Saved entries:
==*==

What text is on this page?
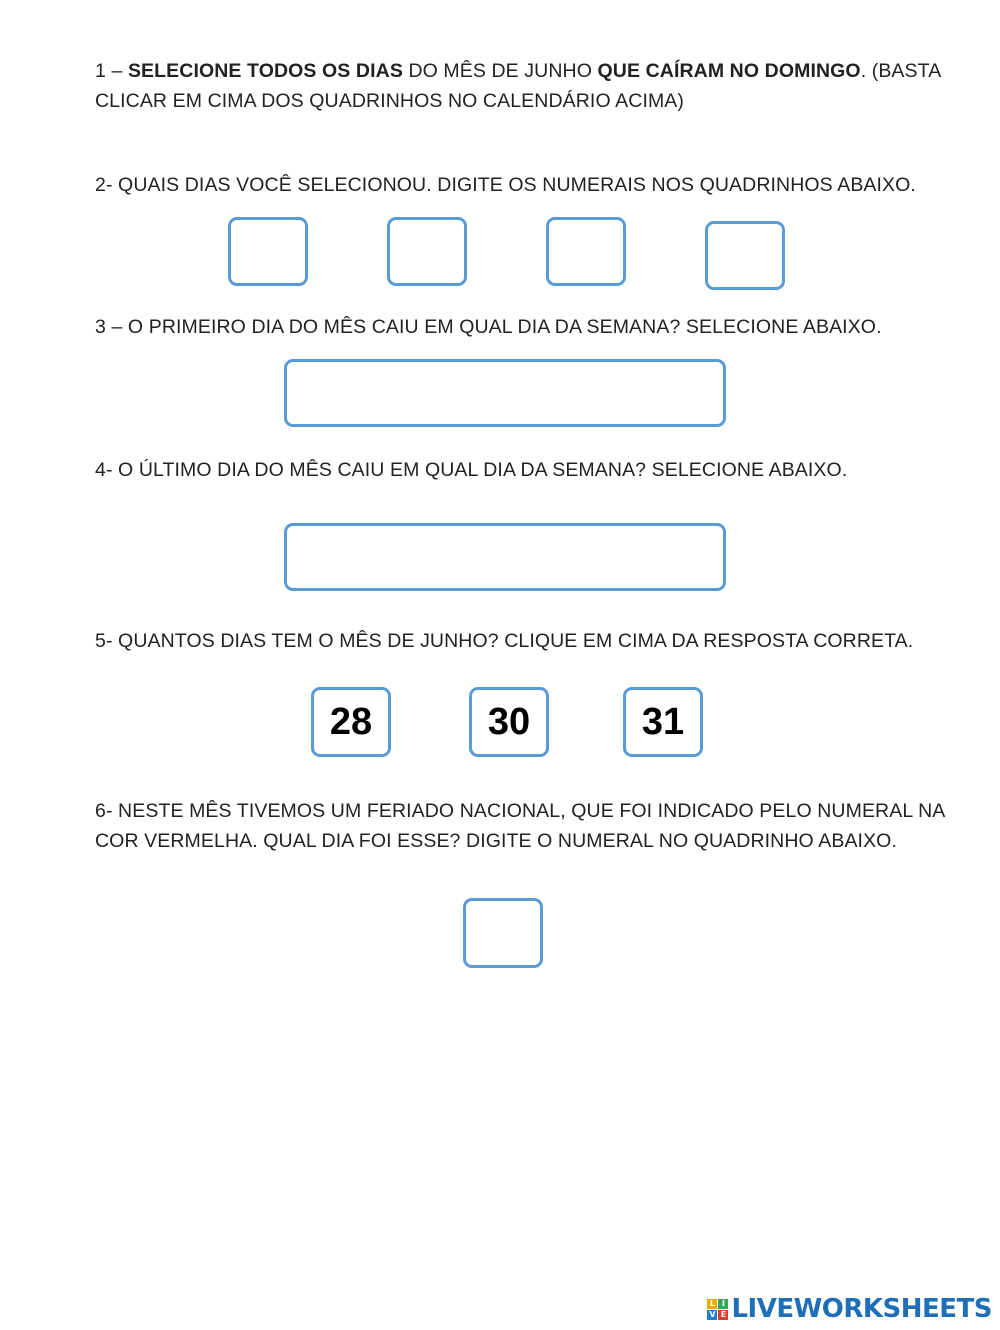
1 – SELECIONE TODOS OS DIAS DO MÊS DE JUNHO QUE CAÍRAM NO DOMINGO. (BASTA
CLICAR EM CIMA DOS QUADRINHOS NO CALENDÁRIO ACIMA)

2- QUAIS DIAS VOCÊ SELECIONOU. DIGITE OS NUMERAIS NOS QUADRINHOS ABAIXO.

3 – O PRIMEIRO DIA DO MÊS CAIU EM QUAL DIA DA SEMANA? SELECIONE ABAIXO.

4- O ÚLTIMO DIA DO MÊS CAIU EM QUAL DIA DA SEMANA? SELECIONE ABAIXO.

5- QUANTOS DIAS TEM O MÊS DE JUNHO? CLIQUE EM CIMA DA RESPOSTA CORRETA.

28	30	31

6- NESTE MÊS TIVEMOS UM FERIADO NACIONAL, QUE FOI INDICADO PELO NUMERAL NA
COR VERMELHA. QUAL DIA FOI ESSE? DIGITE O NUMERAL NO QUADRINHO ABAIXO.

L I
V E LIVEWORKSHEETS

==*==

**Stated problem**
Give back each entry exactly as it appears, with no pictures.

**Exercise solution**
What text is on this page?
1 – SELECIONE TODOS OS DIAS DO MÊS DE JUNHO QUE CAÍRAM NO DOMINGO. (BASTA
CLICAR EM CIMA DOS QUADRINHOS NO CALENDÁRIO ACIMA)

2- QUAIS DIAS VOCÊ SELECIONOU. DIGITE OS NUMERAIS NOS QUADRINHOS ABAIXO.

3 – O PRIMEIRO DIA DO MÊS CAIU EM QUAL DIA DA SEMANA? SELECIONE ABAIXO.

4- O ÚLTIMO DIA DO MÊS CAIU EM QUAL DIA DA SEMANA? SELECIONE ABAIXO.

5- QUANTOS DIAS TEM O MÊS DE JUNHO? CLIQUE EM CIMA DA RESPOSTA CORRETA.

28	30	31

6- NESTE MÊS TIVEMOS UM FERIADO NACIONAL, QUE FOI INDICADO PELO NUMERAL NA
COR VERMELHA. QUAL DIA FOI ESSE? DIGITE O NUMERAL NO QUADRINHO ABAIXO.

L I
V E LIVEWORKSHEETS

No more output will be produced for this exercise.